Given records –
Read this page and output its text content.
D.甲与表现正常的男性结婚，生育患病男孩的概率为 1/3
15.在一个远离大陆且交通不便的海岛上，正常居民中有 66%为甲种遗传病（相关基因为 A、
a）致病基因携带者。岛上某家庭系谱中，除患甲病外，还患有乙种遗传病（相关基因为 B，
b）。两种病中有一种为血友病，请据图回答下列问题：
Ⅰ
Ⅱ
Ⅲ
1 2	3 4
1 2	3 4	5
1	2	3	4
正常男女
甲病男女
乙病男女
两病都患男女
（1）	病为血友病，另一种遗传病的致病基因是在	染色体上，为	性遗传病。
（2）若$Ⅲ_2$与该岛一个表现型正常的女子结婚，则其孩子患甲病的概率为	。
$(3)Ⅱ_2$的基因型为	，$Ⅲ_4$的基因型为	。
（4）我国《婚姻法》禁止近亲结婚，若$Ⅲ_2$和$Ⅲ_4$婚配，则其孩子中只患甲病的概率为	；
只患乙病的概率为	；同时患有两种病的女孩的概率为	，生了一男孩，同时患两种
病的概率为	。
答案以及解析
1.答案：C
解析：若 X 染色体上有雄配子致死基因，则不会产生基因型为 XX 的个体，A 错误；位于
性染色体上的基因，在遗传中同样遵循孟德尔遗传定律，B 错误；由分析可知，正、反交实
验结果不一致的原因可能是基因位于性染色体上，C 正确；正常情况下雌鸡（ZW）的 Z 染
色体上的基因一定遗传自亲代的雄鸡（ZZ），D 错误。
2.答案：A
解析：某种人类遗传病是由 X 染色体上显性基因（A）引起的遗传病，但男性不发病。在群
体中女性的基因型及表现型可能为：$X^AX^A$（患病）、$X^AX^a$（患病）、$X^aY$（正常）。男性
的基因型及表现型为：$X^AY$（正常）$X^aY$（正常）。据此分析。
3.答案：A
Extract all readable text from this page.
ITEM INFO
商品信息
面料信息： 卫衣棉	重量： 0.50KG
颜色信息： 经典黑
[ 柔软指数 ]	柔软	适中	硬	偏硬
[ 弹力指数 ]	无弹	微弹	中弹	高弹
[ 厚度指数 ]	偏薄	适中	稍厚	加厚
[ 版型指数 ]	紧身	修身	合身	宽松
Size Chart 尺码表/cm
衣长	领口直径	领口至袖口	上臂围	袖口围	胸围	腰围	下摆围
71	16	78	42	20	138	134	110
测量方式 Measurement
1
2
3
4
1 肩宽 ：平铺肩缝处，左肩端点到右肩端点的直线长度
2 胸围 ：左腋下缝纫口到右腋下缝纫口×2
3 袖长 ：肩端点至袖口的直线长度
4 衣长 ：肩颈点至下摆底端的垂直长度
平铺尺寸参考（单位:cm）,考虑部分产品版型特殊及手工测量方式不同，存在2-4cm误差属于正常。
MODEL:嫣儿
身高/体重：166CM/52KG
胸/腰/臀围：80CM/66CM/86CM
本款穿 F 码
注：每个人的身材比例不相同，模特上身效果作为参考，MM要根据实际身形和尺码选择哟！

What is being asked –
Every line above that contains the word "text" should be reported.

Output for this exercise –
Read this page and output its text content.
Extract all readable text from this page.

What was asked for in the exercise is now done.